## Records for the exercise
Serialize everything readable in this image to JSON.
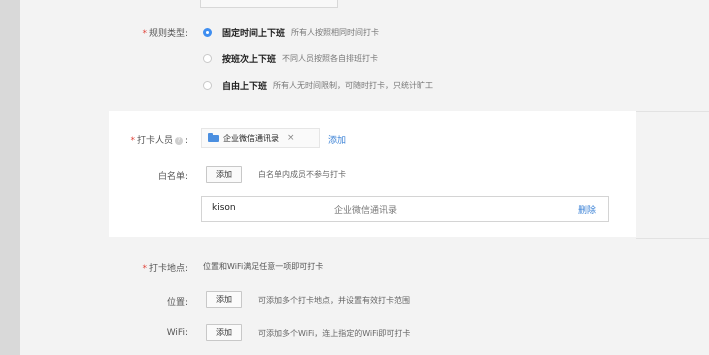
{
  "rule_type": {
    "label": "规则类型:",
    "options": [
      {
        "title": "固定时间上下班",
        "desc": "所有人按照相同时间打卡",
        "selected": true
      },
      {
        "title": "按班次上下班",
        "desc": "不同人员按照各自排班打卡",
        "selected": false
      },
      {
        "title": "自由上下班",
        "desc": "所有人无时间限制，可随时打卡，只统计旷工",
        "selected": false
      }
    ]
  },
  "checkin_members": {
    "label": "打卡人员",
    "label_suffix": ":",
    "info_glyph": "?",
    "tag_icon": "folder-icon",
    "tag_label": "企业微信通讯录",
    "tag_close": "×",
    "add_link": "添加"
  },
  "whitelist": {
    "label": "白名单:",
    "add_button": "添加",
    "hint": "白名单内成员不参与打卡",
    "rows": [
      {
        "name": "kison",
        "dept": "企业微信通讯录",
        "action": "删除"
      }
    ]
  },
  "checkin_location": {
    "label": "打卡地点:",
    "desc": "位置和WiFi满足任意一项即可打卡"
  },
  "location": {
    "label": "位置:",
    "add_button": "添加",
    "hint": "可添加多个打卡地点，并设置有效打卡范围"
  },
  "wifi": {
    "label": "WiFi:",
    "add_button": "添加",
    "hint": "可添加多个WiFi，连上指定的WiFi即可打卡"
  },
  "colors": {
    "accent": "#3f8ef0",
    "required": "#e0443a",
    "link": "#3b82d6"
  }
}
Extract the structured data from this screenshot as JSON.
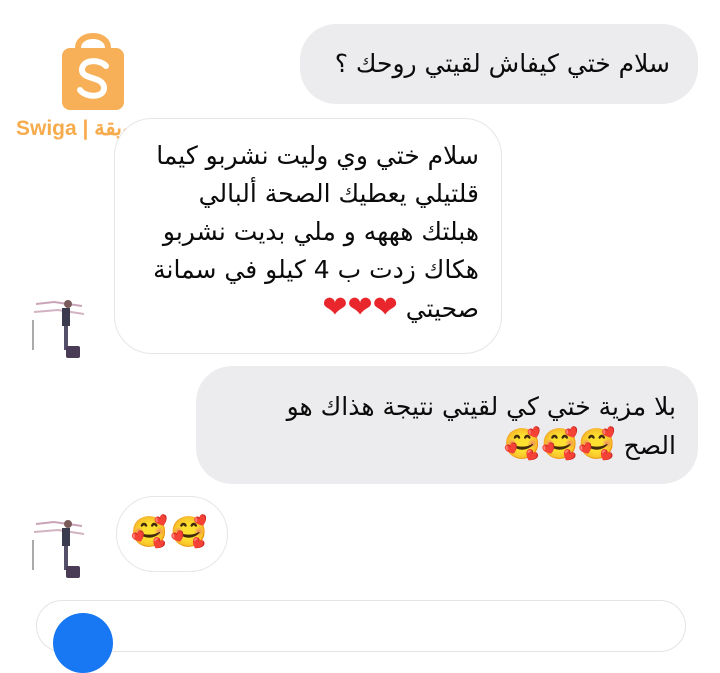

## Work instructions
Quote the preceding listing precisely and completely, omitting its images.

## Task solution
Serialize everything readable in this image to JSON.
{
  "rule_type": {
    "label": "规则类型:",
    "options": [
      {
        "title": "固定时间上下班",
        "desc": "所有人按照相同时间打卡",
        "selected": true
      },
      {
        "title": "按班次上下班",
        "desc": "不同人员按照各自排班打卡",
        "selected": false
      },
      {
        "title": "自由上下班",
        "desc": "所有人无时间限制，可随时打卡，只统计旷工",
        "selected": false
      }
    ]
  },
  "checkin_members": {
    "label": "打卡人员",
    "label_suffix": ":",
    "info_glyph": "?",
    "tag_icon": "folder-icon",
    "tag_label": "企业微信通讯录",
    "tag_close": "×",
    "add_link": "添加"
  },
  "whitelist": {
    "label": "白名单:",
    "add_button": "添加",
    "hint": "白名单内成员不参与打卡",
    "rows": [
      {
        "name": "kison",
        "dept": "企业微信通讯录",
        "action": "删除"
      }
    ]
  },
  "checkin_location": {
    "label": "打卡地点:",
    "desc": "位置和WiFi满足任意一项即可打卡"
  },
  "location": {
    "label": "位置:",
    "add_button": "添加",
    "hint": "可添加多个打卡地点，并设置有效打卡范围"
  },
  "wifi": {
    "label": "WiFi:",
    "add_button": "添加",
    "hint": "可添加多个WiFi，连上指定的WiFi即可打卡"
  },
  "colors": {
    "accent": "#3f8ef0",
    "required": "#e0443a",
    "link": "#3b82d6"
  }
}
Extract the structured data from this screenshot as JSON.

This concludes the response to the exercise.